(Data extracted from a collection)
"""

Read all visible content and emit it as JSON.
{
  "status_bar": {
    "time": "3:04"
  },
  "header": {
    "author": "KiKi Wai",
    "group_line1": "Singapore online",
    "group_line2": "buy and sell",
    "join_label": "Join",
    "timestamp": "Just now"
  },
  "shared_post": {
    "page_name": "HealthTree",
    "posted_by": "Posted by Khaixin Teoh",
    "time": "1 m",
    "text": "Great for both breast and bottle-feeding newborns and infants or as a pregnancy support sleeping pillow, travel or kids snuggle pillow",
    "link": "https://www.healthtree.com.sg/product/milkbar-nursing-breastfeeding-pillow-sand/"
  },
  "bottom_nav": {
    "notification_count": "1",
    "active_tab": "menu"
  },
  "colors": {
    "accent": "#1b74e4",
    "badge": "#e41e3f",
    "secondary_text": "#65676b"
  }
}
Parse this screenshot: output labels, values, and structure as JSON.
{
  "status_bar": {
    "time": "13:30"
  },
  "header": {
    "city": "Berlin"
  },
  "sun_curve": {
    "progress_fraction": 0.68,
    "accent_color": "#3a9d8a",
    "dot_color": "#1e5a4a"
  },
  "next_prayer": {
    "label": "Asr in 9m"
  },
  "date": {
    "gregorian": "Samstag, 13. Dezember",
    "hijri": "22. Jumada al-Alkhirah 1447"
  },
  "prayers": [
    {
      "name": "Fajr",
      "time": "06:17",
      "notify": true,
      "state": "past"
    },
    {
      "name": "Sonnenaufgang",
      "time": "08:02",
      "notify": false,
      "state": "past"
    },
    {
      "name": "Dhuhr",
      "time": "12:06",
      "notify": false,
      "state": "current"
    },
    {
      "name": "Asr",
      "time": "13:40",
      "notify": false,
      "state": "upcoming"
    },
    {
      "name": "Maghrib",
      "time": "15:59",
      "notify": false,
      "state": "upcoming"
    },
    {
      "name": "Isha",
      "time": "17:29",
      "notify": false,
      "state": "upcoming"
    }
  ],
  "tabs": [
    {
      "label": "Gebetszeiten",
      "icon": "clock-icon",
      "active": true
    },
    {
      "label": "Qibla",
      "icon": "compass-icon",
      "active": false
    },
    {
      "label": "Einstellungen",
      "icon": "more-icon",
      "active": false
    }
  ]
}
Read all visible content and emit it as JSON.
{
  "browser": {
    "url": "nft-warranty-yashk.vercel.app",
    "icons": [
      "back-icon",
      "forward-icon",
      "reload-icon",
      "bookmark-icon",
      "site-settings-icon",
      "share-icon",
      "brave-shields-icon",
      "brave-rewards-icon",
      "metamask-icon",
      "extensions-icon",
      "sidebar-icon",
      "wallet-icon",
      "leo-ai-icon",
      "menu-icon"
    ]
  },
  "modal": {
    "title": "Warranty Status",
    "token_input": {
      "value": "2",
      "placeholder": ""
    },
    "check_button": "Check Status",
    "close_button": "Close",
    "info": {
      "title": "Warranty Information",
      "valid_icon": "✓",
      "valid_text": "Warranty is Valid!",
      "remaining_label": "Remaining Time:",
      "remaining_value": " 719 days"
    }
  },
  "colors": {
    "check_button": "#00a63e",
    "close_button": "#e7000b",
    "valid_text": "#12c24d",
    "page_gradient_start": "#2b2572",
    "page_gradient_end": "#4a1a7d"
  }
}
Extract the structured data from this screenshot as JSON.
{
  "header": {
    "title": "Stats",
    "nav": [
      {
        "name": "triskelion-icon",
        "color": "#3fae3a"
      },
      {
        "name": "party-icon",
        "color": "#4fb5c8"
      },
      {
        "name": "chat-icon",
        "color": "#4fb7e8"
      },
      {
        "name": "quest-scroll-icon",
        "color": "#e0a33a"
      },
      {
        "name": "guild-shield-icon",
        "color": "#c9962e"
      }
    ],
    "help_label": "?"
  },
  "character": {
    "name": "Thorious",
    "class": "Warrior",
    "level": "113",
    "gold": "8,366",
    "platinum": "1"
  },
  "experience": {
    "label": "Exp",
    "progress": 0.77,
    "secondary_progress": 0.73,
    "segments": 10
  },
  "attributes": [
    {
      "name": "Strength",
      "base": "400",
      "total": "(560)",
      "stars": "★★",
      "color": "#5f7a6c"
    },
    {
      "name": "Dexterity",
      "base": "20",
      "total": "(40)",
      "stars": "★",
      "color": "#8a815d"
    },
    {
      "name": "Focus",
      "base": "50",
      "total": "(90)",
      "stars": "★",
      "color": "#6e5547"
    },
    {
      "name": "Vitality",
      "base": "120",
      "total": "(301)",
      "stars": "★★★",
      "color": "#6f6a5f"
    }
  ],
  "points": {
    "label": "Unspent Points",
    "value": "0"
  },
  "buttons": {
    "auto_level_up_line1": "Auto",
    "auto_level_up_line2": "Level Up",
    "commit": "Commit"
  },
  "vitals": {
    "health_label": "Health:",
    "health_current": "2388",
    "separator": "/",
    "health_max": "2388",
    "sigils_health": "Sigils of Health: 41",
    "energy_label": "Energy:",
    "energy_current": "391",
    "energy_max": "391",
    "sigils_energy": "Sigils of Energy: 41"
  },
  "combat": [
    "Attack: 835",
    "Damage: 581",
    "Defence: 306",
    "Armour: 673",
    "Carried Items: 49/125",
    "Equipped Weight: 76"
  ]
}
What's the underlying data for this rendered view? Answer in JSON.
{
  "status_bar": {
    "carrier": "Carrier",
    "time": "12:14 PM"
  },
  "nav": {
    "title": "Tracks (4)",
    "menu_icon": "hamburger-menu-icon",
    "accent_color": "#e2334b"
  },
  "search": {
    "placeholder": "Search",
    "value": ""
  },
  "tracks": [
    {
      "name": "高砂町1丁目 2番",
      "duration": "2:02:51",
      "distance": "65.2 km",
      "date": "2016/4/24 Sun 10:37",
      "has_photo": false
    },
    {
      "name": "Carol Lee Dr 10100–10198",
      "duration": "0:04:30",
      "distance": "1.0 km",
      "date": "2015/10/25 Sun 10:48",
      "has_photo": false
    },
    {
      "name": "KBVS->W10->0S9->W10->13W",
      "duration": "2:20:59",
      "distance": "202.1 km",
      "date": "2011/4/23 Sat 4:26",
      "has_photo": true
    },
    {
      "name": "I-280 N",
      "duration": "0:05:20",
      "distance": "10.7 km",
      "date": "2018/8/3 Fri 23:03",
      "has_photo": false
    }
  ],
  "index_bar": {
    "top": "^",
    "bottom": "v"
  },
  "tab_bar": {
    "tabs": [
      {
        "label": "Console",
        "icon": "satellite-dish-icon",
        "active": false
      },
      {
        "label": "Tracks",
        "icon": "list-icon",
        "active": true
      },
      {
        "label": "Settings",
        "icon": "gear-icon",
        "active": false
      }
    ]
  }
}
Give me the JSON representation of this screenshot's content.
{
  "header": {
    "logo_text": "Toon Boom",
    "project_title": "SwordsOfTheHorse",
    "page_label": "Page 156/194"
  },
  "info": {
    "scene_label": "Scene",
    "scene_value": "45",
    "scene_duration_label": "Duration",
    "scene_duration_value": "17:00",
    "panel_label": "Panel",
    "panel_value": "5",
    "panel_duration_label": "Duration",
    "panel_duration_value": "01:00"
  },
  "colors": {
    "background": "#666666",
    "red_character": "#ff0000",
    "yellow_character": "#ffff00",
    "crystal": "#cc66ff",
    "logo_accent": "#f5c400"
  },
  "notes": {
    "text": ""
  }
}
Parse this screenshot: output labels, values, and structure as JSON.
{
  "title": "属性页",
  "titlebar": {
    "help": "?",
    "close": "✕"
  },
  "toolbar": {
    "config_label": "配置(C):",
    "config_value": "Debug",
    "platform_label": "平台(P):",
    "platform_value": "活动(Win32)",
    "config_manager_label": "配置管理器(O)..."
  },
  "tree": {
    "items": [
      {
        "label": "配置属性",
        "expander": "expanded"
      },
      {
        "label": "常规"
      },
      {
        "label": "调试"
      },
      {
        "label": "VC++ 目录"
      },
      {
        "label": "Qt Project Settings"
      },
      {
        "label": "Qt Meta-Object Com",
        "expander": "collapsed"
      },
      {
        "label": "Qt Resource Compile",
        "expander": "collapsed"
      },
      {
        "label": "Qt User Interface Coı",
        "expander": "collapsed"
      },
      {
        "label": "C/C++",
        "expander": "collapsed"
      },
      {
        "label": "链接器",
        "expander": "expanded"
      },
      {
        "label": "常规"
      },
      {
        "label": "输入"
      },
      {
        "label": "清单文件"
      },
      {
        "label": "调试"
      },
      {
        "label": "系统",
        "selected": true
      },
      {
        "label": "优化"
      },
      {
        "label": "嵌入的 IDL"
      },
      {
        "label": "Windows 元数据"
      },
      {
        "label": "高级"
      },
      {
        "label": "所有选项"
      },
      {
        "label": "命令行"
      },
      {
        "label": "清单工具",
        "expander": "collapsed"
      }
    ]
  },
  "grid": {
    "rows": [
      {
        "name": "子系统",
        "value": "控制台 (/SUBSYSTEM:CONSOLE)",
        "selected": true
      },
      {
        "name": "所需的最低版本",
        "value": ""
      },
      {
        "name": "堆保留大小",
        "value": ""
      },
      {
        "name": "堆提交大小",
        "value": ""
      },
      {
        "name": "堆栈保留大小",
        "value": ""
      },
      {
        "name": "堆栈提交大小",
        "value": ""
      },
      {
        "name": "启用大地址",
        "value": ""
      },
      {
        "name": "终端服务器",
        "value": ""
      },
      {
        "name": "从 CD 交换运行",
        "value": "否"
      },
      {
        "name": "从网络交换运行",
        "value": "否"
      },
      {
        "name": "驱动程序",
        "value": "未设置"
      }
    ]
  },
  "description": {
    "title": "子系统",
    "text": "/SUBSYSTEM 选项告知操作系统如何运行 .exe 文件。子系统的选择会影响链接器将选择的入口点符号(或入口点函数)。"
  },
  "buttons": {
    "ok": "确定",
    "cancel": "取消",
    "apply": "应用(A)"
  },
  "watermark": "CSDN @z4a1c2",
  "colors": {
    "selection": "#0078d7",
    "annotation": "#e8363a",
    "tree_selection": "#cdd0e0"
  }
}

"""

▸ **Task**
Look over the records above and copy each line that includes the string "brave".

▸ **Task solution**
      "brave-shields-icon",
      "brave-rewards-icon",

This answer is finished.